→ **Job**:
Determine the number of lines in these entries that hold the word "screenshot". Give the number and nothing more.

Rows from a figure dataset
......
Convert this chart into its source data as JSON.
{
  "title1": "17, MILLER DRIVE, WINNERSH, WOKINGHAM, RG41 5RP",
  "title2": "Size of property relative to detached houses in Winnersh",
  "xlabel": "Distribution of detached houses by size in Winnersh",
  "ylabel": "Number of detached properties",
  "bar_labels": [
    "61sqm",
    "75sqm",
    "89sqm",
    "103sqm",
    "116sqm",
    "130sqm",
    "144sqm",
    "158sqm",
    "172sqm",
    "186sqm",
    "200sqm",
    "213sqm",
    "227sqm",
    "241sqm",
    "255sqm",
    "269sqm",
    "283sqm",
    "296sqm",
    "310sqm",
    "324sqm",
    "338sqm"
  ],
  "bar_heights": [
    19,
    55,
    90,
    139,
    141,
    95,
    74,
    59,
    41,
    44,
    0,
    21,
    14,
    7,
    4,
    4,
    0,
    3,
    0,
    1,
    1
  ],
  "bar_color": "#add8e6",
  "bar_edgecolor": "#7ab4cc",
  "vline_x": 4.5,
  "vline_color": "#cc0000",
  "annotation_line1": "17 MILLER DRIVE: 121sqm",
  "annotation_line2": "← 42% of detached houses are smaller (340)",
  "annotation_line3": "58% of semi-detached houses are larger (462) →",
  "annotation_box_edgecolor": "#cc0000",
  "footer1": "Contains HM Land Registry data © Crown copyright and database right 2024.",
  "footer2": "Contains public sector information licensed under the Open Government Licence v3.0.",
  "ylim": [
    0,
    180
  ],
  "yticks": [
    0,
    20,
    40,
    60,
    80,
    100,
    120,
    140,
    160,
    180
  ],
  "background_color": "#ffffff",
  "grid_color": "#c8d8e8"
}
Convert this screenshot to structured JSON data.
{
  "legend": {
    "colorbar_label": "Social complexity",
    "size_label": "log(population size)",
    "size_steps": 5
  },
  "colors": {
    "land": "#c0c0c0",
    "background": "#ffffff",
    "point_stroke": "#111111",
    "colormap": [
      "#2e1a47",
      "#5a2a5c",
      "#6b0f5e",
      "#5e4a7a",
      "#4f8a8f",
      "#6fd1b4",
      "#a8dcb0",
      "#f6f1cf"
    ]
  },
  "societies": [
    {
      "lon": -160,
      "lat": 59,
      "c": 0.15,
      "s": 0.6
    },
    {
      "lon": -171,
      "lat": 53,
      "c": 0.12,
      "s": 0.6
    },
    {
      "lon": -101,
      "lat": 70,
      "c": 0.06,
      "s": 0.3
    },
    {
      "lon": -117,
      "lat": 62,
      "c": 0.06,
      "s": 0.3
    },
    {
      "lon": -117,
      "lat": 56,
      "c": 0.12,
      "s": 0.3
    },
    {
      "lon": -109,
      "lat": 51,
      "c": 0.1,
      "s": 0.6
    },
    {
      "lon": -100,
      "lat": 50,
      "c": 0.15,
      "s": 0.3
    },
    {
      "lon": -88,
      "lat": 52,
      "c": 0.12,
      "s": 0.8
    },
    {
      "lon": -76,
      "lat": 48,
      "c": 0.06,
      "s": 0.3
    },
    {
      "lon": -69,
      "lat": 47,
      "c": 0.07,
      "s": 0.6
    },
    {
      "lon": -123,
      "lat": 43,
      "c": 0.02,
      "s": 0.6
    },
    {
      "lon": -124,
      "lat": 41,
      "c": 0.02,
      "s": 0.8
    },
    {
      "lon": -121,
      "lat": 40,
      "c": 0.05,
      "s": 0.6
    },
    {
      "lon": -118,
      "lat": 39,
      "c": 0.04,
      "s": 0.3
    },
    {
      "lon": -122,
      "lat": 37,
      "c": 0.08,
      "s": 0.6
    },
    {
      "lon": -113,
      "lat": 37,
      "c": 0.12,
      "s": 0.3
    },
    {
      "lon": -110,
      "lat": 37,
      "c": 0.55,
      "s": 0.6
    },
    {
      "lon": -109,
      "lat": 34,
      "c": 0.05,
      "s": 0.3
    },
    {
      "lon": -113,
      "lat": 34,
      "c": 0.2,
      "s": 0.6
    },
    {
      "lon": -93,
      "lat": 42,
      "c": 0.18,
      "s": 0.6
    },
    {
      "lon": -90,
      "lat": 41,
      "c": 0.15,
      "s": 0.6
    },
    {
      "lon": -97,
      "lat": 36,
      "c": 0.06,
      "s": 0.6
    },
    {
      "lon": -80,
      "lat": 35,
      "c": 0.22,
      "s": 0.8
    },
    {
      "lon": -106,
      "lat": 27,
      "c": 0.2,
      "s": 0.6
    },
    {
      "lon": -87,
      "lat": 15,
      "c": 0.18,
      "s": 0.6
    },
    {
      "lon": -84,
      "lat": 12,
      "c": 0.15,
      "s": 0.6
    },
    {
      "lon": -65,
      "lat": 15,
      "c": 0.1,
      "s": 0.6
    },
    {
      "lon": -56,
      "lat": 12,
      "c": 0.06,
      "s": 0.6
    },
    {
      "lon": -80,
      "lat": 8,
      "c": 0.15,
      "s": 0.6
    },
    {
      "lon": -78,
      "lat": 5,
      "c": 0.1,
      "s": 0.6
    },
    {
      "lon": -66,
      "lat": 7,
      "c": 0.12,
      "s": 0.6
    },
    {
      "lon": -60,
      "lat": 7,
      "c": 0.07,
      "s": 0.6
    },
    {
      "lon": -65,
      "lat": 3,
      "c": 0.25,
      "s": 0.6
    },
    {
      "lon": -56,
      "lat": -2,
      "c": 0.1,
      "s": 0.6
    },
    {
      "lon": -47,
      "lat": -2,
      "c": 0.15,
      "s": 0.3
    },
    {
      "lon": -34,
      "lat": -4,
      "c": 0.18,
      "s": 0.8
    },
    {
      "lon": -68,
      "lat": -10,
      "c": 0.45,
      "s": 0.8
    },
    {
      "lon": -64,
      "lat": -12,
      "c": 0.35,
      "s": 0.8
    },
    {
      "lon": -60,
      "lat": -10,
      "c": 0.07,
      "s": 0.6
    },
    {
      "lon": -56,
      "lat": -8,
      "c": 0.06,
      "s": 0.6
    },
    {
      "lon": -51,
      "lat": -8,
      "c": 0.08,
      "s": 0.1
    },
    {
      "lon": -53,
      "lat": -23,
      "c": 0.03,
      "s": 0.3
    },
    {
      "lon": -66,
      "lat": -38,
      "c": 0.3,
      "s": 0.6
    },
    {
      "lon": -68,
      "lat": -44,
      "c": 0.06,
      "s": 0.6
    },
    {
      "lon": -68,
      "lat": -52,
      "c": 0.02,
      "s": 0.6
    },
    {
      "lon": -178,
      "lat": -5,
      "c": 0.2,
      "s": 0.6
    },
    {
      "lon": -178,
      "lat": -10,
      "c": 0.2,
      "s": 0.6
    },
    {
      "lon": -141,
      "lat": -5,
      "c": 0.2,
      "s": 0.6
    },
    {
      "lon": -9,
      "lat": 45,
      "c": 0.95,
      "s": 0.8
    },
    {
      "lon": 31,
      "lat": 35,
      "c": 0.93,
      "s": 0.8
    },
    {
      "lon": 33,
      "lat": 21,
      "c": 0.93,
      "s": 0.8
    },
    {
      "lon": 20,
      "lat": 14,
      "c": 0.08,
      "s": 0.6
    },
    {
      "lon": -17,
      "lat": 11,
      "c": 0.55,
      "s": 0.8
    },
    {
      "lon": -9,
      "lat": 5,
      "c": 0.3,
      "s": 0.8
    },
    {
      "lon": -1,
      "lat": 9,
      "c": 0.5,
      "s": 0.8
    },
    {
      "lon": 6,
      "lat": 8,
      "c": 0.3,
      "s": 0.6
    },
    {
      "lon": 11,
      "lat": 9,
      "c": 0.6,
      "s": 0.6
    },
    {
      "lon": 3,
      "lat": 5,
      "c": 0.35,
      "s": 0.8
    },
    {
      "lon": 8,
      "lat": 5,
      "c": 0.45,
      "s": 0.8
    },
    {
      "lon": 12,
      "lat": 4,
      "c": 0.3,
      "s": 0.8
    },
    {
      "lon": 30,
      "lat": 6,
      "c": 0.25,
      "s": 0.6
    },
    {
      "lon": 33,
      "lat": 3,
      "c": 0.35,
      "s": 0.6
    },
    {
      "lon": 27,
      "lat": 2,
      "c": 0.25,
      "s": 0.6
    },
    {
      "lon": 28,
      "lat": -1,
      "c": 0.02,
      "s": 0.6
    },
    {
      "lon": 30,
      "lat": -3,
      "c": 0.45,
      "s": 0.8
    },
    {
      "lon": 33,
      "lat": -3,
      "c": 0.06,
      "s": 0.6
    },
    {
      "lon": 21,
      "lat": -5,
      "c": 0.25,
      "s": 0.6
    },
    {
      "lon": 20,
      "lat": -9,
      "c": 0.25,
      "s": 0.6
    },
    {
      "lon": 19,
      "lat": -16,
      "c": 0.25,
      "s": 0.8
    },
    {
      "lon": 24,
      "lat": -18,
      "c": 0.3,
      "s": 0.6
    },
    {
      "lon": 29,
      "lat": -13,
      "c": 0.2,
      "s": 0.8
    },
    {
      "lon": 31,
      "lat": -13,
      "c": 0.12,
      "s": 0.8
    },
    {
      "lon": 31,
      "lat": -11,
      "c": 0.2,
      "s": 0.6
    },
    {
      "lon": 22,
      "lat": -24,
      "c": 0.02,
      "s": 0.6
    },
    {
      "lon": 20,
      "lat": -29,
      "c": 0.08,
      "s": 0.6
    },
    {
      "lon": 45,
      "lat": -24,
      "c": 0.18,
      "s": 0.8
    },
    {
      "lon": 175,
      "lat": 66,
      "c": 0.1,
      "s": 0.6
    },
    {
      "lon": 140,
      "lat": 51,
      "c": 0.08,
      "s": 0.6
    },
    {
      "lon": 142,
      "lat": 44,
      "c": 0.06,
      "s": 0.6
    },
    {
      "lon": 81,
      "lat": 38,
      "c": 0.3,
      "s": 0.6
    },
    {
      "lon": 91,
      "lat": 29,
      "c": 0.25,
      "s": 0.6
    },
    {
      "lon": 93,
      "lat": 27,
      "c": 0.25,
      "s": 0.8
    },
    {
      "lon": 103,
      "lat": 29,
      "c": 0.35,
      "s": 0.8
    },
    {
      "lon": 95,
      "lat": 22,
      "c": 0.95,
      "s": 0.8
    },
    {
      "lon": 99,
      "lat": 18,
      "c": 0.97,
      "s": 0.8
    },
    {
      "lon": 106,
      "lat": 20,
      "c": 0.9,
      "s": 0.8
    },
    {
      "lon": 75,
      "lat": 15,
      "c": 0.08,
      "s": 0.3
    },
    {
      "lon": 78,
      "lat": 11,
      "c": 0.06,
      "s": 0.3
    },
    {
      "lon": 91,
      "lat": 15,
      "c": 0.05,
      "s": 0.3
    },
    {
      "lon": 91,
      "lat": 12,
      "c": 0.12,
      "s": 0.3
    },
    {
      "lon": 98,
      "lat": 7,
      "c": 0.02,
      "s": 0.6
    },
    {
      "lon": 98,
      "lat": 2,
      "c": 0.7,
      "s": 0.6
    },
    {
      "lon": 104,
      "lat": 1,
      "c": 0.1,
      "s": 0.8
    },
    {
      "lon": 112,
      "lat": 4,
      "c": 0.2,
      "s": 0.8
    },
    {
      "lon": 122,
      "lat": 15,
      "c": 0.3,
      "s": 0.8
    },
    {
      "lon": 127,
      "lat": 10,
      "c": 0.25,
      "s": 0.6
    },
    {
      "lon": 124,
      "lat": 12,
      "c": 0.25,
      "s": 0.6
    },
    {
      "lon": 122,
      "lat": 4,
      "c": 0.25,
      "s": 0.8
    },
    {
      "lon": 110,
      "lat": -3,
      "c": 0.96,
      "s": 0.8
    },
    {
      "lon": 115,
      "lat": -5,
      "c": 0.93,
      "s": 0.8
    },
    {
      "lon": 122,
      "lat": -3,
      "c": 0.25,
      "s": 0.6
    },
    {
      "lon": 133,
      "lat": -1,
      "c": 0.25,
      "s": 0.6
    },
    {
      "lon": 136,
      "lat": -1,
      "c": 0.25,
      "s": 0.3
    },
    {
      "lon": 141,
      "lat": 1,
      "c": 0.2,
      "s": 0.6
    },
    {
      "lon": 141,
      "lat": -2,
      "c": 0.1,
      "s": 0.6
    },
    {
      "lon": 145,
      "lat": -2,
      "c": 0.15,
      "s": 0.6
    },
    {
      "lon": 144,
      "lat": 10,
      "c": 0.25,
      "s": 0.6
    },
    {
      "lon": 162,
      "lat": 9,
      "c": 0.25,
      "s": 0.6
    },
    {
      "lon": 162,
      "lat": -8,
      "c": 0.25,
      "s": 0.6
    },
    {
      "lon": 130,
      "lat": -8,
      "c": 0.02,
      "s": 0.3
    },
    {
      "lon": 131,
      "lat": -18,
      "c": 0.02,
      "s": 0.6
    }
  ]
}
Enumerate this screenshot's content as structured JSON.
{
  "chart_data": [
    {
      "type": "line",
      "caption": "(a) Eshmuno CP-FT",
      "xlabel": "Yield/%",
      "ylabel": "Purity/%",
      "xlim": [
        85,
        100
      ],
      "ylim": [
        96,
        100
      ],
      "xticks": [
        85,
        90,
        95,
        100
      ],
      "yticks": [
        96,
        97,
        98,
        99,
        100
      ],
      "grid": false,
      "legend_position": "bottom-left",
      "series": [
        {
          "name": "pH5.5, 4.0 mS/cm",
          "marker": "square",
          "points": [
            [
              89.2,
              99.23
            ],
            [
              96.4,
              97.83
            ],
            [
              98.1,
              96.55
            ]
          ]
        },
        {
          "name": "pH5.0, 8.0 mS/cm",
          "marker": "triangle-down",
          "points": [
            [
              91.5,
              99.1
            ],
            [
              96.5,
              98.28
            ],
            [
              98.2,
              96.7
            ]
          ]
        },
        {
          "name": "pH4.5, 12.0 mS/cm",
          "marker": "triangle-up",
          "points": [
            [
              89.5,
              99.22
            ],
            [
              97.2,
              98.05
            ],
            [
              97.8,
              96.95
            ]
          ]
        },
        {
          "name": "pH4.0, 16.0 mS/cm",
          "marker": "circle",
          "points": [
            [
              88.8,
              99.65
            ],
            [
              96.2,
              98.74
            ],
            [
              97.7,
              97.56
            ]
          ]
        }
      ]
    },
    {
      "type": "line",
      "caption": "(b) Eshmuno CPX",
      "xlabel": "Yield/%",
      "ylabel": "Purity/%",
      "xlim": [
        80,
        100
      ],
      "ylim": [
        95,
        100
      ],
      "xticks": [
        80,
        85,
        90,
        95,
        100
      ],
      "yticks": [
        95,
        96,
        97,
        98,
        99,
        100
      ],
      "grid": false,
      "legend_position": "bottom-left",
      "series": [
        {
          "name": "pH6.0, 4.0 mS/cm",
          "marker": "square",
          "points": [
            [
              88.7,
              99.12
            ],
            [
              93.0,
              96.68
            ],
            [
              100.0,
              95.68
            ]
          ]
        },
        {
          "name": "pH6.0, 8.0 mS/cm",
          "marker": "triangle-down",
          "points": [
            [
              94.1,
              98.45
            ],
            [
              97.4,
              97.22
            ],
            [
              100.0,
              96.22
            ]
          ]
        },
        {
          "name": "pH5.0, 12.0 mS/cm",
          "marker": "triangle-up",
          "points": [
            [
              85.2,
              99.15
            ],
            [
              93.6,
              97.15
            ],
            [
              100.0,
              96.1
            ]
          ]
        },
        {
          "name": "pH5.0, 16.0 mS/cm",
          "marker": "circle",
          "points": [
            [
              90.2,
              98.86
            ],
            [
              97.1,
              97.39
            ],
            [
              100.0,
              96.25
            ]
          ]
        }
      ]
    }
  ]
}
......
→ **Full solution**:
2